▶ [Consigne 1]:
Recopiez le passage de l'extrait à lire compris entre « Le Parlement néerlandais » et « soit leur nationalité. », ces deux bornes incluses.

▶ [Extrait à lire]:

Est-il exact que le gouvernement néerlandais envisage de ne plus
verser de pensions de retraite et allocations aux ressortissants
néerlandais résidant hors de l’UE ?
Le Parlement néerlandais a récemment légiféré en vue de mettre
fin à l’exportation hors de l’Union européenne des prestations
familiales et du complément d’allocation pour enfant à charge. Il
estime en effet que ces prestations sont en premier lieu destinées
aux enfants qui grandissent aux Pays-Bas et ont un lien avec notre
pays. La fin de l’exportation de ces prestations nécessite la
modification des conventions passées avec un certain nombre de pays,
dont le Maroc. Cette mesure s’applique à tous: autant aux
Néerlandais, d’origine marocaine ou non, installés au Maroc
qu’aux autres bénéficiaires résidant ailleurs hors de l’Union
européenne, quelle que soit leur nationalité.

▶ [Entrées extraites]:
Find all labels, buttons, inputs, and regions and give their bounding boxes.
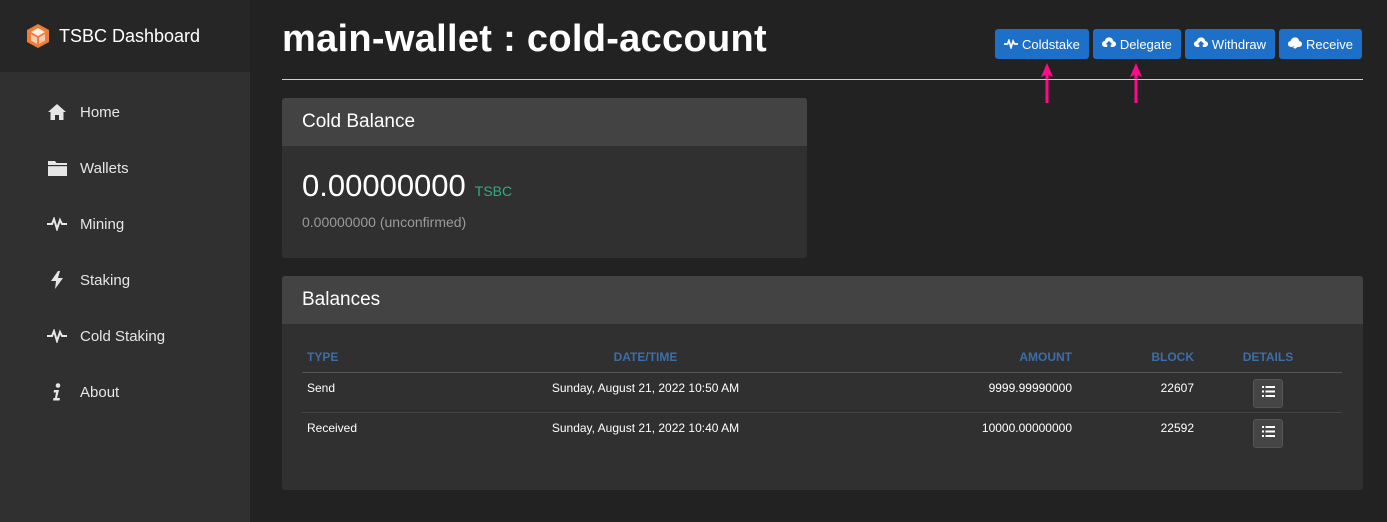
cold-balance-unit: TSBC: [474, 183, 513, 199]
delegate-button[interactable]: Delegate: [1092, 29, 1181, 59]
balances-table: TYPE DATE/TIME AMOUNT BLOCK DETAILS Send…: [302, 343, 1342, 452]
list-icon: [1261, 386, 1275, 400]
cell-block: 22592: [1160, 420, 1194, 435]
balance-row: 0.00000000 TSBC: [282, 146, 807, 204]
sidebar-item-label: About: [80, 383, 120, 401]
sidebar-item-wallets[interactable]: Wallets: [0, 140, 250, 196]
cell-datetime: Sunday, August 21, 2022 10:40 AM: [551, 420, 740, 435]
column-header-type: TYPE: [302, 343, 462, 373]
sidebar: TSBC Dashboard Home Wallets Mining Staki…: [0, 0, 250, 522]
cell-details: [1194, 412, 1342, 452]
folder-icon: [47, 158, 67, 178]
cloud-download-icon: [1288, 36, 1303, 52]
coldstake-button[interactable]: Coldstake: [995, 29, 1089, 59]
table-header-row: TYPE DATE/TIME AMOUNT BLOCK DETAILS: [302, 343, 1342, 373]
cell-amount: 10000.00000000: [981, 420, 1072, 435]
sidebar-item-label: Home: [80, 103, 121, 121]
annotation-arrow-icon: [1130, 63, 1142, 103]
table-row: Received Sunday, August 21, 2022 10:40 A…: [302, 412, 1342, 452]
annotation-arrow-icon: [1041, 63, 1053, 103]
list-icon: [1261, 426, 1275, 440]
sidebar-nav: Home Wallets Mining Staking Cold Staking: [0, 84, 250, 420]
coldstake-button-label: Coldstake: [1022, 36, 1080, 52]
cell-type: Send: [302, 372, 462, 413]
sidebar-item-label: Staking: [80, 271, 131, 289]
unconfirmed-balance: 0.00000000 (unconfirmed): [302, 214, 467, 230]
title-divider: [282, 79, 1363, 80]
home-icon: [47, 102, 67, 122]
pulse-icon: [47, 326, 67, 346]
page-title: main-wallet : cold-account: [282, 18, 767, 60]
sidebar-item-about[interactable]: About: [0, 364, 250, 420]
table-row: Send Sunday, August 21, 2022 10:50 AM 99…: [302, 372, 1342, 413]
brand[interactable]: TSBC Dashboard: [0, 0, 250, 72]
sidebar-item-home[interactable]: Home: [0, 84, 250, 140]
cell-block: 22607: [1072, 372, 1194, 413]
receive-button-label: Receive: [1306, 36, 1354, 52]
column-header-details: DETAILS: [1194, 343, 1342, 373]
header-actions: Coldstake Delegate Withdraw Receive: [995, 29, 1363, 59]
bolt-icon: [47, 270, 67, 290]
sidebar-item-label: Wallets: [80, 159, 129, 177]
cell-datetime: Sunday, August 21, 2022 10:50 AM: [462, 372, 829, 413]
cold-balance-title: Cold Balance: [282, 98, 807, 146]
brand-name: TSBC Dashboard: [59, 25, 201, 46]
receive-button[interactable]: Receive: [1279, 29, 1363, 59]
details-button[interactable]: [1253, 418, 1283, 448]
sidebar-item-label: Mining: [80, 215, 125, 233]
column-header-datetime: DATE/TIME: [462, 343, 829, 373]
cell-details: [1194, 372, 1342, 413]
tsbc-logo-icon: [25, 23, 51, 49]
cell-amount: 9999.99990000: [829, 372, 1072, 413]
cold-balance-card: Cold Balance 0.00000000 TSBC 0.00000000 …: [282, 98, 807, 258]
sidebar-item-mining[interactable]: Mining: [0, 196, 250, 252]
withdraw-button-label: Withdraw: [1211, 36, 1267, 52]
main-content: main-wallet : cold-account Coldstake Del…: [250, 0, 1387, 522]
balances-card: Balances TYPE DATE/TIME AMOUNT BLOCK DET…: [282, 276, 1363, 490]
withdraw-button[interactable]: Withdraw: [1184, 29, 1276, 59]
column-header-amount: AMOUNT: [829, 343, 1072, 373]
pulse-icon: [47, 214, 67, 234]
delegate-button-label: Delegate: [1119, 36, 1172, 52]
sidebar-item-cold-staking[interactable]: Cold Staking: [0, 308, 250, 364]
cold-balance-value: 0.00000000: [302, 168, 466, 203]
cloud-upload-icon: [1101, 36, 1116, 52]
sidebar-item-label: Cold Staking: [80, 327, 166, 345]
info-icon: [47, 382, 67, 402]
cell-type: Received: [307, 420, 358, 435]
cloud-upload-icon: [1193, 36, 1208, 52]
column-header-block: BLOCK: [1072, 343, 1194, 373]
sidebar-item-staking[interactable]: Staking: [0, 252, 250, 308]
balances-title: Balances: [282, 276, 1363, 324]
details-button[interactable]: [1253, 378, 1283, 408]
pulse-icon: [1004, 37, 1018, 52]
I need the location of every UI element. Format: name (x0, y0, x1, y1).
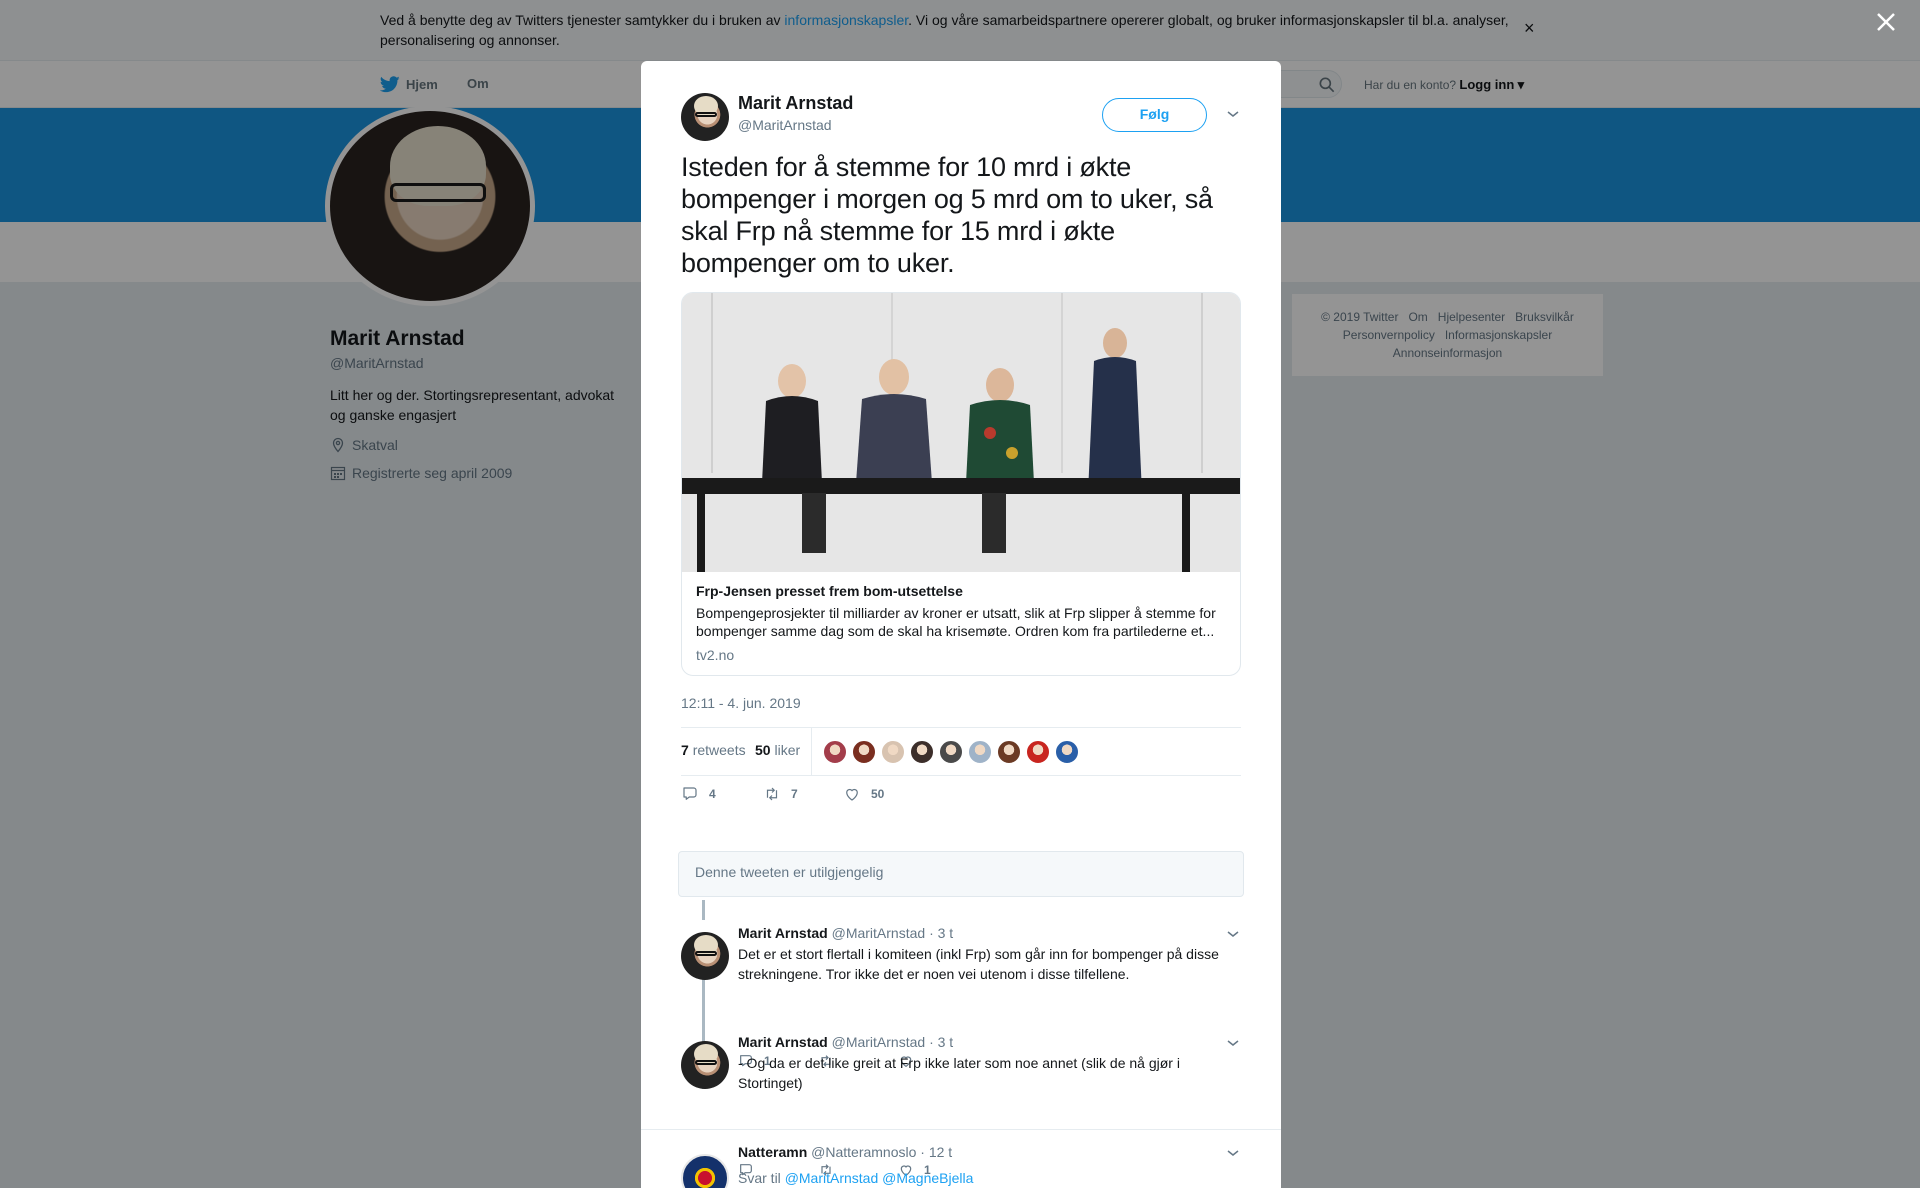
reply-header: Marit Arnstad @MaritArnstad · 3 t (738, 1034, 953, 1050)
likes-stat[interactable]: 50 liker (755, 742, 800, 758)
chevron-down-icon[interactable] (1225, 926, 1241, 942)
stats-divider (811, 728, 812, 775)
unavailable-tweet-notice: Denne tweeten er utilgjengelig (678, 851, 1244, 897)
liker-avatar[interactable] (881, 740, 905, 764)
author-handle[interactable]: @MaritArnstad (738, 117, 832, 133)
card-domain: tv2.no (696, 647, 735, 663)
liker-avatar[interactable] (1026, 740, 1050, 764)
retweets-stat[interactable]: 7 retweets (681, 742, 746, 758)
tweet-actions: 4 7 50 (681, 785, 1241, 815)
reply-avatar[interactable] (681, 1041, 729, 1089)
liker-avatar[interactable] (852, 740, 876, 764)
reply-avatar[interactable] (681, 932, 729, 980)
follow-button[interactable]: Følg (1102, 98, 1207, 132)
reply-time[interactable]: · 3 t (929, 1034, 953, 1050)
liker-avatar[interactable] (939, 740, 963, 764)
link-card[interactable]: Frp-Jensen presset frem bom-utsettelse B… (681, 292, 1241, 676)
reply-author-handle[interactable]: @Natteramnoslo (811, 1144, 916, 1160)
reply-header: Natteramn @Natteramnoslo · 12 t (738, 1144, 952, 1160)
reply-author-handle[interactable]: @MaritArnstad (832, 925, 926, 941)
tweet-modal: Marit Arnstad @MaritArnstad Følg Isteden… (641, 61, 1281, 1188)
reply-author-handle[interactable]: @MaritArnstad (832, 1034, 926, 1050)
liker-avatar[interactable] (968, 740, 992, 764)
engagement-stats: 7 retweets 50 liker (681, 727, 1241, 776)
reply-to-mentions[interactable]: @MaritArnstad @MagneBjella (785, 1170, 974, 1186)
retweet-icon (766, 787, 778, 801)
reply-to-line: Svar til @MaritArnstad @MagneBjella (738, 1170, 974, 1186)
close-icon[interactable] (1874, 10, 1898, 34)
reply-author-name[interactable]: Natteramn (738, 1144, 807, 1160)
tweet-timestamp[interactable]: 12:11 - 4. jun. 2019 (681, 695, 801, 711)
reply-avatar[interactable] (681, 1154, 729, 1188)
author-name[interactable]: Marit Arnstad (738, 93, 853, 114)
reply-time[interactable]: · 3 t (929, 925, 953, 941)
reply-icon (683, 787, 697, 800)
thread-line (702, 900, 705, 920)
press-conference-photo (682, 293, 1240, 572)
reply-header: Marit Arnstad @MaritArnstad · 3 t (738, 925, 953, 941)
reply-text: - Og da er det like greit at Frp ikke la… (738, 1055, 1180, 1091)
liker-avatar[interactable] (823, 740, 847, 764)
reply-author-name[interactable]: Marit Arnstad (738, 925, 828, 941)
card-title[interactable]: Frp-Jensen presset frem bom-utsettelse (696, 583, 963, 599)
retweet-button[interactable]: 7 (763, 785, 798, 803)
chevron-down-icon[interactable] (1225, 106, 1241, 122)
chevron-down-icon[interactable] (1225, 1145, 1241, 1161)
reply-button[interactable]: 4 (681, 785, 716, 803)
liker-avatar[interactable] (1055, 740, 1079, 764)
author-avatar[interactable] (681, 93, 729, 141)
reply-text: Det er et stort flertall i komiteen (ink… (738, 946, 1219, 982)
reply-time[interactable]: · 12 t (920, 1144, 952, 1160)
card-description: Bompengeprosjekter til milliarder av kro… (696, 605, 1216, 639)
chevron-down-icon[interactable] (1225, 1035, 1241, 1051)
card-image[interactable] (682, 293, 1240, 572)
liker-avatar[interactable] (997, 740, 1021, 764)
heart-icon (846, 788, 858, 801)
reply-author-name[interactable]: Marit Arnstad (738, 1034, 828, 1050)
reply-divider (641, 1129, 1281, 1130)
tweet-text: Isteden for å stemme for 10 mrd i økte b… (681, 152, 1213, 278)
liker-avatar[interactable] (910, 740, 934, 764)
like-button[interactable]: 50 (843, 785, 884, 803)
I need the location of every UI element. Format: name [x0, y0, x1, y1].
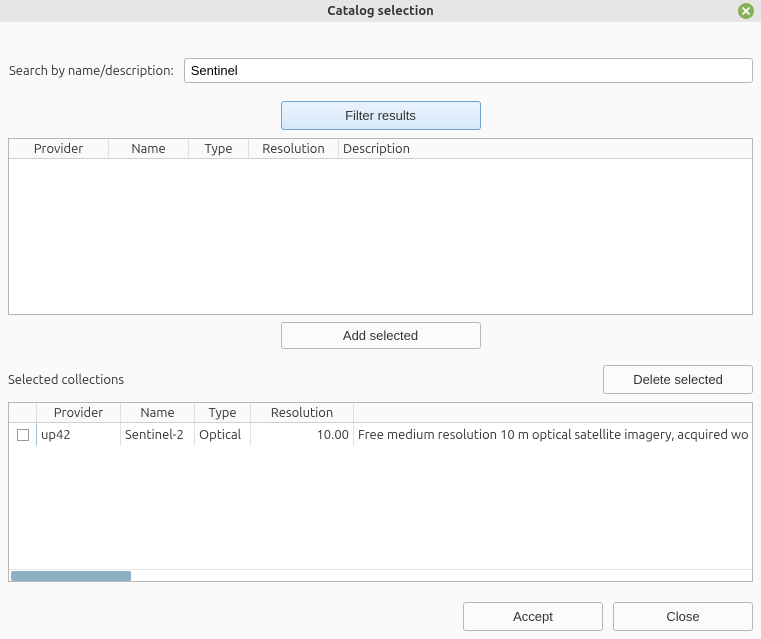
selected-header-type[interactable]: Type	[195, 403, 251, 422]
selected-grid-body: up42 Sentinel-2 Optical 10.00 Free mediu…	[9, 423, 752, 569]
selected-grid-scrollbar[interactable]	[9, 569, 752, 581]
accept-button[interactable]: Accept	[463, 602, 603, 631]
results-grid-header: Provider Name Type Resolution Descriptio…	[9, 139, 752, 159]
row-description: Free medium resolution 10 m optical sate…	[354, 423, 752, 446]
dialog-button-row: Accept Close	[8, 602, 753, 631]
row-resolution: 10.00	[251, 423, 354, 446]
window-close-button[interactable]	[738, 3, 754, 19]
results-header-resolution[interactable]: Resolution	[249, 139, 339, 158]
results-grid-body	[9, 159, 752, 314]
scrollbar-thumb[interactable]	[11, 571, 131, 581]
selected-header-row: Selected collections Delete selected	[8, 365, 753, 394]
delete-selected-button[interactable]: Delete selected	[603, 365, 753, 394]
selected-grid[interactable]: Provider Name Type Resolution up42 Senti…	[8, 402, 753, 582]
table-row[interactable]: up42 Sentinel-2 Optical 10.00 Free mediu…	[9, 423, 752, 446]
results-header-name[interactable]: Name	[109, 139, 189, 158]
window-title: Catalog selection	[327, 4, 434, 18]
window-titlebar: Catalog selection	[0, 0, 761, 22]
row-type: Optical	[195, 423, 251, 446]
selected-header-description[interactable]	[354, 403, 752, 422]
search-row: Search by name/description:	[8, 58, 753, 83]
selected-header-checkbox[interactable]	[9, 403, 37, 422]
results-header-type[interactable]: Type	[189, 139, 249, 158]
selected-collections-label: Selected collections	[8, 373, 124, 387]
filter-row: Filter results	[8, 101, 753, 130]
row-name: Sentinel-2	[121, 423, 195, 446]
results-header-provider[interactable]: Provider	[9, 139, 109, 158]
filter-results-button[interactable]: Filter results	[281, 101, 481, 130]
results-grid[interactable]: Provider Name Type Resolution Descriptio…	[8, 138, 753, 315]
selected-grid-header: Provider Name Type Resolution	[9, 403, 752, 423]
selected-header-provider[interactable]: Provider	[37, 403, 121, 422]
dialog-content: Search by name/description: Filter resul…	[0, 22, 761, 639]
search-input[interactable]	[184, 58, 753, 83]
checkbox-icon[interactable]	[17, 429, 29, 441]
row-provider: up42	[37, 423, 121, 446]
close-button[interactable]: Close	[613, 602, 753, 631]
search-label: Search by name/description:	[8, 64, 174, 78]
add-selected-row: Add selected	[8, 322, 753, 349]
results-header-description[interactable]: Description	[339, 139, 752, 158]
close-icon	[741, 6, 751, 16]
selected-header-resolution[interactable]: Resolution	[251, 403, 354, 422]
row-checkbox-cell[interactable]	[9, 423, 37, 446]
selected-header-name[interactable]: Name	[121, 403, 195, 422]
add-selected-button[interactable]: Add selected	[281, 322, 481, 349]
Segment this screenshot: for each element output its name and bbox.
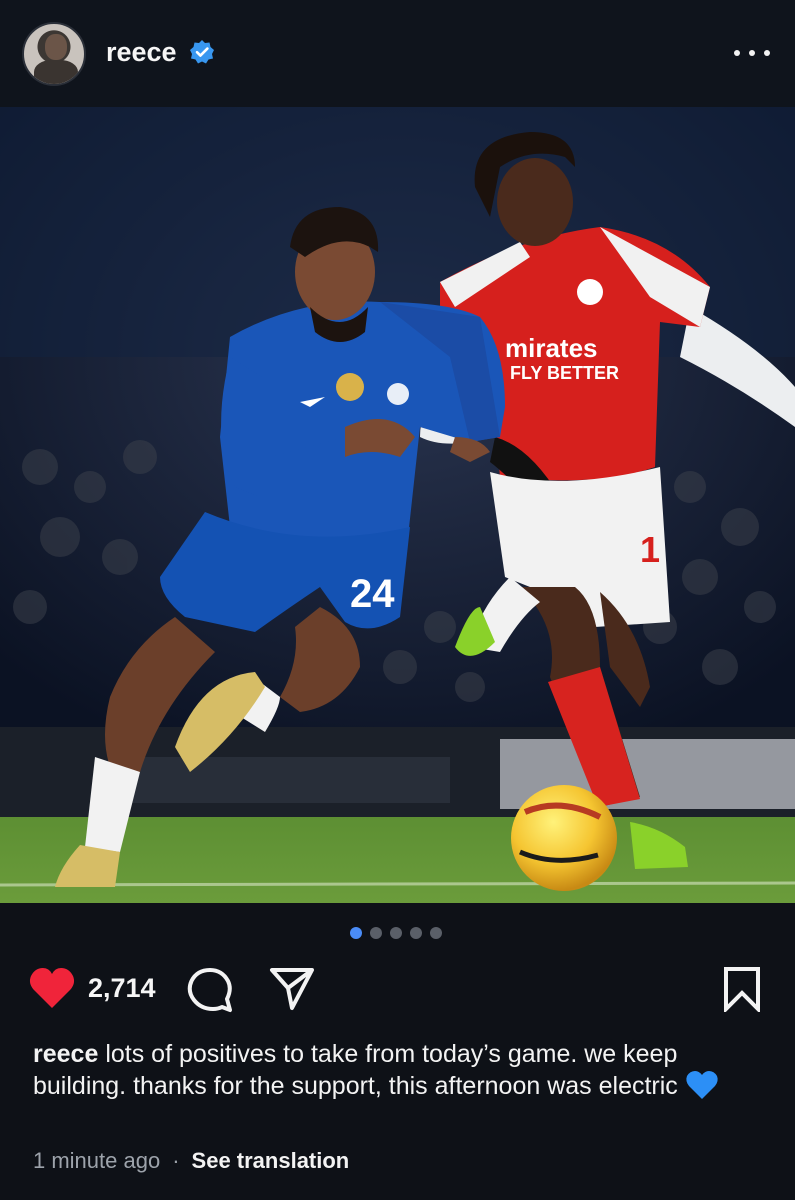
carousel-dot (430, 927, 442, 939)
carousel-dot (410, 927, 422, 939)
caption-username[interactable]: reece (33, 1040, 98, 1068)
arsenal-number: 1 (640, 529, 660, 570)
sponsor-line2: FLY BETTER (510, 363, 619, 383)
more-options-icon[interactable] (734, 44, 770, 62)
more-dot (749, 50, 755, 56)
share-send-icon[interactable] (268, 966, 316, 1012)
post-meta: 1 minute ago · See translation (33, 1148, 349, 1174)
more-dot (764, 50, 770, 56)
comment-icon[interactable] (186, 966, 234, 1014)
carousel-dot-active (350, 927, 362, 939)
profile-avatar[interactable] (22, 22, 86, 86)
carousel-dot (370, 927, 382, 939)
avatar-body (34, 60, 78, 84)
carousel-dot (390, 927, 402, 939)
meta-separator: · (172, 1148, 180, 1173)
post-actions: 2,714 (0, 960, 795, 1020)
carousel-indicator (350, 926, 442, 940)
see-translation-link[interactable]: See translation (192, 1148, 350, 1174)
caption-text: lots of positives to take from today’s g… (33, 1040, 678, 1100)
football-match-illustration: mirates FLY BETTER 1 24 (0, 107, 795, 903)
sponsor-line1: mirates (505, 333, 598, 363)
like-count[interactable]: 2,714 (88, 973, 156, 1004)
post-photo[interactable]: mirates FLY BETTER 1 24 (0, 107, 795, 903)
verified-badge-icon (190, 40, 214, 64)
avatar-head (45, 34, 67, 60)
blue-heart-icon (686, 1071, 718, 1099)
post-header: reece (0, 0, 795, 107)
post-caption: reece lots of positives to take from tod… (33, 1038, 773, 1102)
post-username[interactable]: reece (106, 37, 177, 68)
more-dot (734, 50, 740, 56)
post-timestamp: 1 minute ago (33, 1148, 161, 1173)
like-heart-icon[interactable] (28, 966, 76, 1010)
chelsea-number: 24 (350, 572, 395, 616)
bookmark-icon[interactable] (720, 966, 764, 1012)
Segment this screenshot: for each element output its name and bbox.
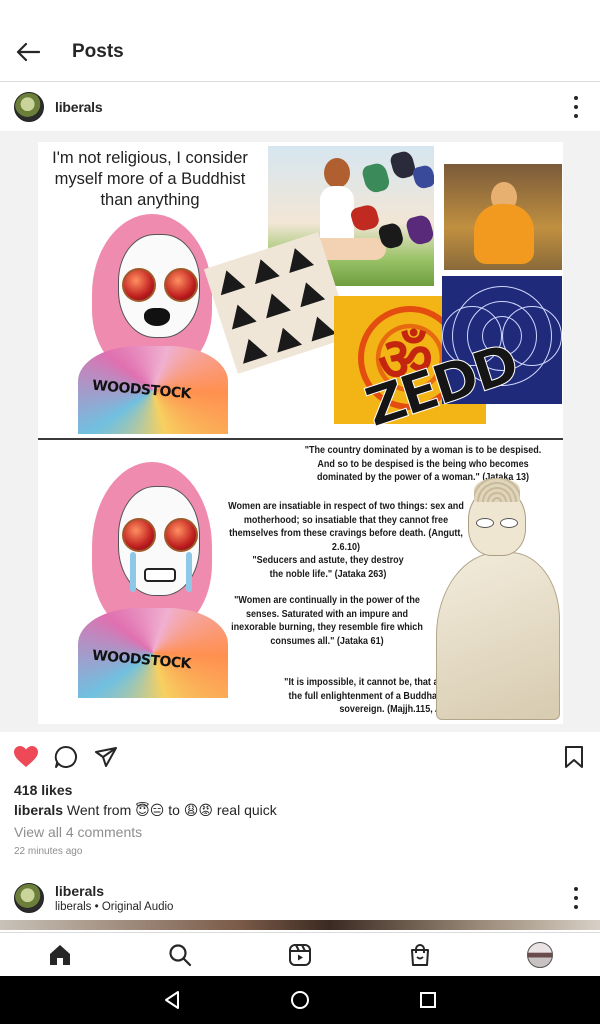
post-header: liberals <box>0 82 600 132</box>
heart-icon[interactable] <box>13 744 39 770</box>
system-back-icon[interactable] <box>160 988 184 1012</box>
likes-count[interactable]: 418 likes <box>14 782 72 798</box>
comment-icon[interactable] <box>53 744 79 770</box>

▶ [Consigne 2]:
Présentez sous forme de liste JSON de chaînes, une chaîne par ligne et sans les lignes vides, les lignes des entrées situées entre celle qui contient « (738, 1034, 953, 1050) » et celle qui contient « 1034, 926, 1050) », incluses.

▶ [Réponse complète 1]:
Le Parlement néerlandais a récemment légiféré en vue de mettre
fin à l’exportation hors de l’Union européenne des prestations
familiales et du complément d’allocation pour enfant à charge. Il
estime en effet que ces prestations sont en premier lieu destinées
aux enfants qui grandissent aux Pays-Bas et ont un lien avec notre
pays. La fin de l’exportation de ces prestations nécessite la
modification des conventions passées avec un certain nombre de pays,
dont le Maroc. Cette mesure s’applique à tous: autant aux
Néerlandais, d’origine marocaine ou non, installés au Maroc
qu’aux autres bénéficiaires résidant ailleurs hors de l’Union
européenne, quelle que soit leur nationalité.

▶ [Réponse complète 2]:
[
  "reply-header: Marit Arnstad @MaritArnstad · 3 t (738, 1034, 953, 1050)",
  "likes-stat[interactable]: 50 liker (755, 742, 800, 758)",
  "chevron-down-icon[interactable] (1225, 926, 1241, 942)",
  "stats-divider (811, 728, 812, 775)",
  "unavailable-tweet-notice: Denne tweeten er utilgjengelig (678, 851, 1244, 897)",
  "liker-avatar[interactable] (881, 740, 905, 764)",
  "author-handle[interactable]: @MaritArnstad (738, 117, 832, 133)",
  "card-domain: tv2.no (696, 647, 735, 663)",
  "liker-avatar[interactable] (1026, 740, 1050, 764)",
  "retweets-stat[interactable]: 7 retweets (681, 742, 746, 758)",
  "tweet-actions: 4 7 50 (681, 785, 1241, 815)",
  "reply-avatar[interactable] (681, 1041, 729, 1089)",
  "liker-avatar[interactable] (852, 740, 876, 764)",
  "reply-avatar[interactable] (681, 932, 729, 980)",
  "follow-button[interactable]: Følg (1102, 98, 1207, 132)",
  "reply-time[interactable]: · 3 t (929, 1034, 953, 1050)",
  "liker-avatar[interactable] (939, 740, 963, 764)",
  "link-card[interactable]: Frp-Jensen presset frem bom-utsettelse B… (681, 292, 1241, 676)",
  "reply-author-handle[interactable]: @Natteramnoslo (811, 1144, 916, 1160)",
  "reply-header: Natteramn @Natteramnoslo · 12 t (738, 1144, 952, 1160)",
  "reply-author-handle[interactable]: @MaritArnstad (832, 925, 926, 941)",
  "tweet-modal: Marit Arnstad @MaritArnstad Følg Isteden… (641, 61, 1281, 1188)",
  "reply-author-handle[interactable]: @MaritArnstad (832, 1034, 926, 1050)"
]